## [Material shown]

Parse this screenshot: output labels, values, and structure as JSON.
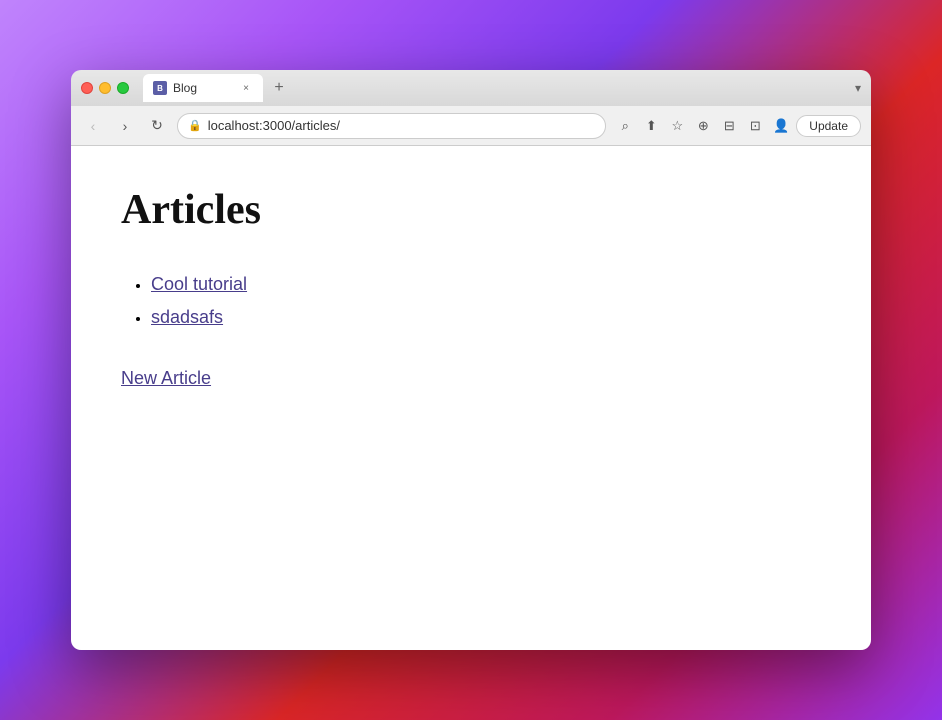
{
  "browser": {
    "tab": {
      "favicon_text": "B",
      "title": "Blog",
      "close_symbol": "×"
    },
    "new_tab_symbol": "+",
    "dropdown_symbol": "▾",
    "nav": {
      "back_symbol": "‹",
      "forward_symbol": "›",
      "refresh_symbol": "↻",
      "url": "localhost:3000/articles/",
      "lock_symbol": "🔒",
      "search_icon": "⌕",
      "share_icon": "⬆",
      "bookmark_icon": "☆",
      "extensions_icon": "⊕",
      "sidebar_icon": "⊟",
      "split_icon": "⊡",
      "profile_icon": "👤",
      "update_label": "Update"
    }
  },
  "page": {
    "title": "Articles",
    "articles": [
      {
        "label": "Cool tutorial",
        "href": "#"
      },
      {
        "label": "sdadsafs",
        "href": "#"
      }
    ],
    "new_article_label": "New Article"
  }
}
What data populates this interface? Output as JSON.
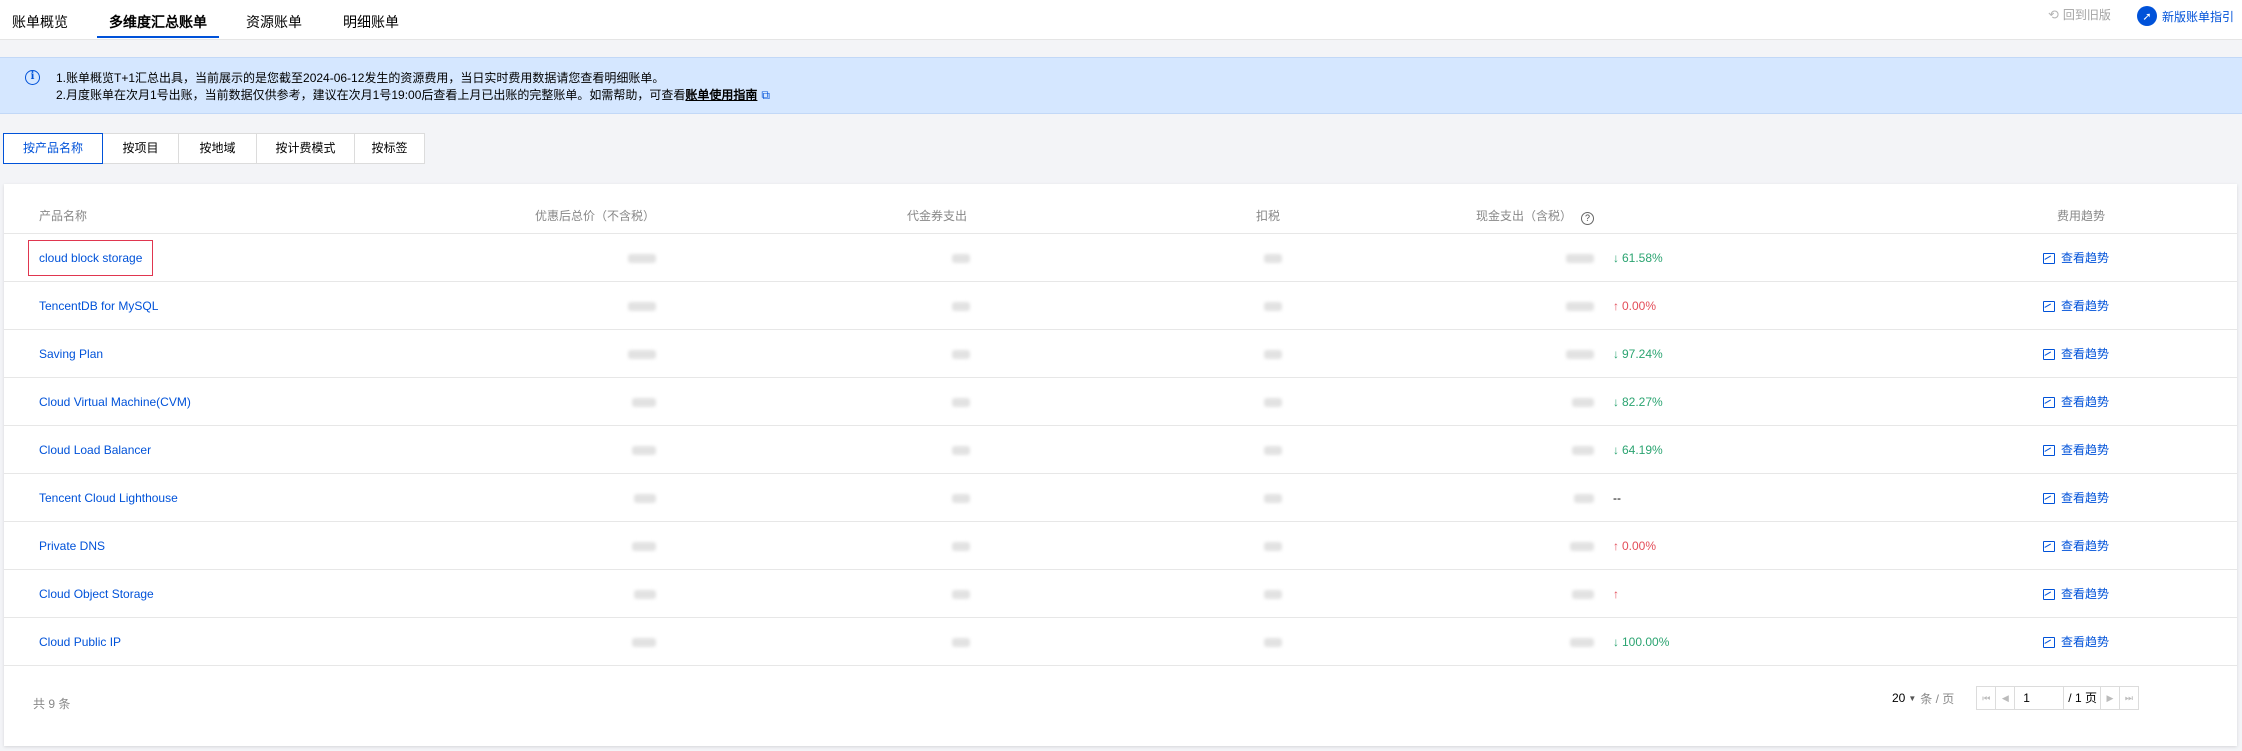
{
  "top_tabs": [
    {
      "label": "账单概览",
      "active": false
    },
    {
      "label": "多维度汇总账单",
      "active": true
    },
    {
      "label": "资源账单",
      "active": false
    },
    {
      "label": "明细账单",
      "active": false
    }
  ],
  "top_right": {
    "restore_label": "回到旧版",
    "guide_label": "新版账单指引"
  },
  "notice": {
    "line1": "1.账单概览T+1汇总出具，当前展示的是您截至2024-06-12发生的资源费用，当日实时费用数据请您查看明细账单。",
    "line2_prefix": "2.月度账单在次月1号出账，当前数据仅供参考，建议在次月1号19:00后查看上月已出账的完整账单。如需帮助，可查看",
    "line2_link": "账单使用指南"
  },
  "dimension_tabs": [
    {
      "label": "按产品名称",
      "active": true
    },
    {
      "label": "按项目",
      "active": false
    },
    {
      "label": "按地域",
      "active": false
    },
    {
      "label": "按计费模式",
      "active": false
    },
    {
      "label": "按标签",
      "active": false
    }
  ],
  "table": {
    "columns": {
      "product": "产品名称",
      "discounted_total": "优惠后总价（不含税）",
      "voucher": "代金券支出",
      "tax": "扣税",
      "cash": "现金支出（含税）",
      "trend": "费用趋势"
    },
    "rows": [
      {
        "product": "cloud block storage",
        "change": "61.58%",
        "direction": "down",
        "trend": "查看趋势"
      },
      {
        "product": "TencentDB for MySQL",
        "change": "0.00%",
        "direction": "up",
        "trend": "查看趋势"
      },
      {
        "product": "Saving Plan",
        "change": "97.24%",
        "direction": "down",
        "trend": "查看趋势"
      },
      {
        "product": "Cloud Virtual Machine(CVM)",
        "change": "82.27%",
        "direction": "down",
        "trend": "查看趋势"
      },
      {
        "product": "Cloud Load Balancer",
        "change": "64.19%",
        "direction": "down",
        "trend": "查看趋势"
      },
      {
        "product": "Tencent Cloud Lighthouse",
        "change": "--",
        "direction": "none",
        "trend": "查看趋势"
      },
      {
        "product": "Private DNS",
        "change": "0.00%",
        "direction": "up",
        "trend": "查看趋势"
      },
      {
        "product": "Cloud Object Storage",
        "change": "",
        "direction": "up",
        "trend": "查看趋势"
      },
      {
        "product": "Cloud Public IP",
        "change": "100.00%",
        "direction": "down",
        "trend": "查看趋势"
      }
    ]
  },
  "footer": {
    "total": "共 9 条",
    "page_size": "20",
    "per_page": "条 / 页",
    "current_page": "1",
    "total_pages": "/ 1 页"
  },
  "colors": {
    "brand": "#0052d9",
    "up": "#e34d59",
    "down": "#2ba471",
    "banner": "#d5e7ff"
  }
}
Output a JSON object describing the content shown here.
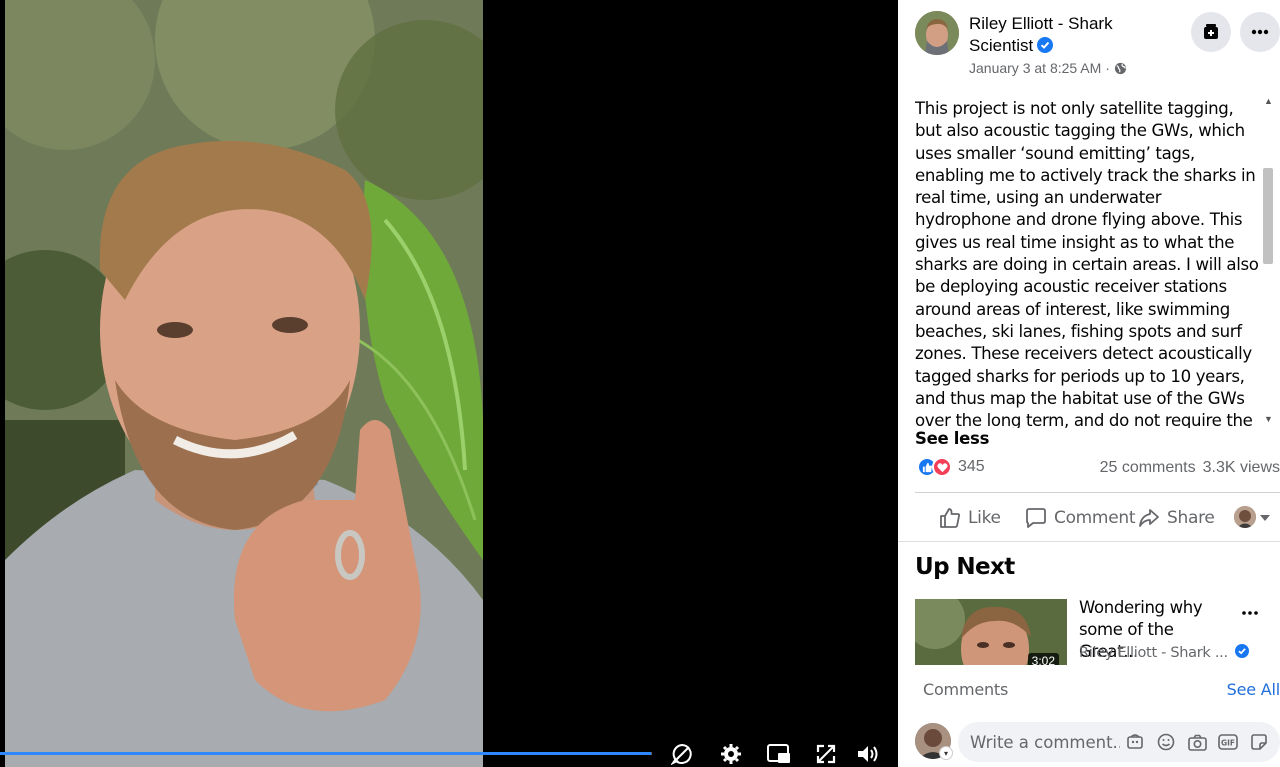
{
  "video": {
    "progress_fraction": 0.999
  },
  "post": {
    "author": "Riley Elliott - Shark Scientist",
    "timestamp": "January 3 at 8:25 AM",
    "meta_separator": "·",
    "caption": "This project is not only satellite tagging, but also acoustic tagging the GWs, which uses smaller ‘sound emitting’ tags, enabling me to actively track the sharks in real time, using an underwater hydrophone and drone flying above. This gives us real time insight as to what the sharks are doing in certain areas. I will also be deploying acoustic receiver stations around areas of interest, like swimming beaches, ski lanes, fishing spots and surf zones. These receivers detect acoustically tagged sharks for periods up to 10 years, and thus map the habitat use of the GWs over the long term, and do not require the sharks to break the waters surface, like satellite tags do.",
    "see_less": "See less",
    "reaction_count": "345",
    "comments_count": "25 comments",
    "views_count": "3.3K views"
  },
  "actions": {
    "like": "Like",
    "comment": "Comment",
    "share": "Share"
  },
  "up_next": {
    "heading": "Up Next",
    "title": "Wondering why some of the Great...",
    "channel": "Riley Elliott - Shark ...",
    "duration": "3:02"
  },
  "comments": {
    "label": "Comments",
    "see_all": "See All",
    "placeholder": "Write a comment..."
  },
  "colors": {
    "accent": "#2d88ff",
    "link": "#216fdb",
    "verified": "#1877f2",
    "like": "#1877f2",
    "love": "#f33e58",
    "muted_text": "#65676b"
  }
}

## [What the task requires]
From the records above, report the count of lines containing "change" and nothing more.

## [Written solution]
9